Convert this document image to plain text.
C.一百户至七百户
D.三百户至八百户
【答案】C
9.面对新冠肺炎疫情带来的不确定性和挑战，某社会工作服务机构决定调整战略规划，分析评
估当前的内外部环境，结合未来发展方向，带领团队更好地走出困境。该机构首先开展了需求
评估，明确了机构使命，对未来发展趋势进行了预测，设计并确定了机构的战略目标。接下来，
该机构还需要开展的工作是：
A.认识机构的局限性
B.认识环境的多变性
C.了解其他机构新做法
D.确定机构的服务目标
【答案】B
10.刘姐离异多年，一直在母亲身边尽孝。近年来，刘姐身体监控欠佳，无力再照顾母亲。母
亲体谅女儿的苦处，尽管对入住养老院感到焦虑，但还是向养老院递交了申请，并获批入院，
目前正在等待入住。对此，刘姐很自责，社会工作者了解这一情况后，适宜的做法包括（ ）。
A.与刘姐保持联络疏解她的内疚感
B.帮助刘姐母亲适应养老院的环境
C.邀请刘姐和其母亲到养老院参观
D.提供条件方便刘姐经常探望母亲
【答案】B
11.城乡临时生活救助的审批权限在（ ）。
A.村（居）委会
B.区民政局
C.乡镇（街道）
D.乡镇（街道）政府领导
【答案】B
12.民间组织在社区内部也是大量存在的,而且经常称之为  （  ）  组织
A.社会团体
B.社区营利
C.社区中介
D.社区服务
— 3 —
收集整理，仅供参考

- - -

◆ **PROBLEM STATEMENT**: Print every line of the records exactly. Omit nothing.

◆ **FINAL RESULT**:
Convert this document image to plain text.
C.一百户至七百户
D.三百户至八百户
【答案】C
9.面对新冠肺炎疫情带来的不确定性和挑战，某社会工作服务机构决定调整战略规划，分析评
估当前的内外部环境，结合未来发展方向，带领团队更好地走出困境。该机构首先开展了需求
评估，明确了机构使命，对未来发展趋势进行了预测，设计并确定了机构的战略目标。接下来，
该机构还需要开展的工作是：
A.认识机构的局限性
B.认识环境的多变性
C.了解其他机构新做法
D.确定机构的服务目标
【答案】B
10.刘姐离异多年，一直在母亲身边尽孝。近年来，刘姐身体监控欠佳，无力再照顾母亲。母
亲体谅女儿的苦处，尽管对入住养老院感到焦虑，但还是向养老院递交了申请，并获批入院，
目前正在等待入住。对此，刘姐很自责，社会工作者了解这一情况后，适宜的做法包括（ ）。
A.与刘姐保持联络疏解她的内疚感
B.帮助刘姐母亲适应养老院的环境
C.邀请刘姐和其母亲到养老院参观
D.提供条件方便刘姐经常探望母亲
【答案】B
11.城乡临时生活救助的审批权限在（ ）。
A.村（居）委会
B.区民政局
C.乡镇（街道）
D.乡镇（街道）政府领导
【答案】B
12.民间组织在社区内部也是大量存在的,而且经常称之为  （  ）  组织
A.社会团体
B.社区营利
C.社区中介
D.社区服务
— 3 —
收集整理，仅供参考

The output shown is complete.